What you will do
Note how many lines include the word "into", and give that number by itself.

Raw data
....................

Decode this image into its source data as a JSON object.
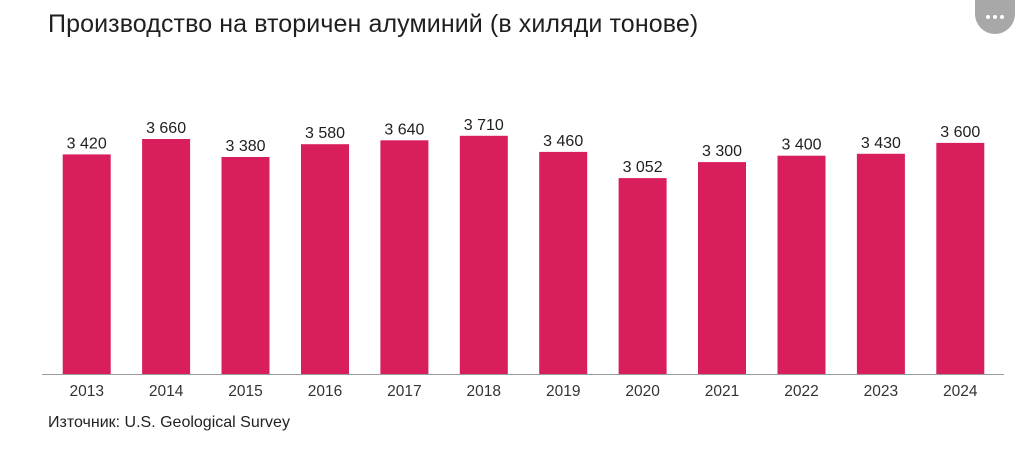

....................

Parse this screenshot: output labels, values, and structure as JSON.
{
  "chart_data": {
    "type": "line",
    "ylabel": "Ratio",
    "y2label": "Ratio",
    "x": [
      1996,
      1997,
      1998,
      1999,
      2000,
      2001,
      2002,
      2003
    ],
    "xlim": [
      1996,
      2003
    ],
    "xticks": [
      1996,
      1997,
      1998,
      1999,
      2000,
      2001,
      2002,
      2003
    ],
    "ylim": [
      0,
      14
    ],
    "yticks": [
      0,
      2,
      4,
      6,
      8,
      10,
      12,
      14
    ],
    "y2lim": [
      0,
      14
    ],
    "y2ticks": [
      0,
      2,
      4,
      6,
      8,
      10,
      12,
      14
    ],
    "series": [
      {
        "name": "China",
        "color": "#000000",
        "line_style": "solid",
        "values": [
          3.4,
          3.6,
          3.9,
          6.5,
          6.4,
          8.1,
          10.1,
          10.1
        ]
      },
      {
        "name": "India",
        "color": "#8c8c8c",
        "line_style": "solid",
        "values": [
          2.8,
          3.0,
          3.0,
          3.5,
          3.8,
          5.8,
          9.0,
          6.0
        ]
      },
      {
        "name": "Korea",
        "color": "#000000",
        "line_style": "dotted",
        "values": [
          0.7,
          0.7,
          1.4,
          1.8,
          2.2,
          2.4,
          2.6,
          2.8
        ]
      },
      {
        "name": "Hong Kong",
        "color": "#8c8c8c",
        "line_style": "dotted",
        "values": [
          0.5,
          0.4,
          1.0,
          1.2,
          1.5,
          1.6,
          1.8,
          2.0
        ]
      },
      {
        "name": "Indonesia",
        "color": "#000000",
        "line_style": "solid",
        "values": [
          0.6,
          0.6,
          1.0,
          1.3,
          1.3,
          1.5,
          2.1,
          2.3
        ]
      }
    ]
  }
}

....................

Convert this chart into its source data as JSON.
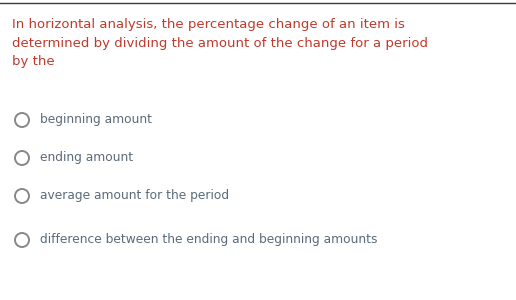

....................

Final answer
2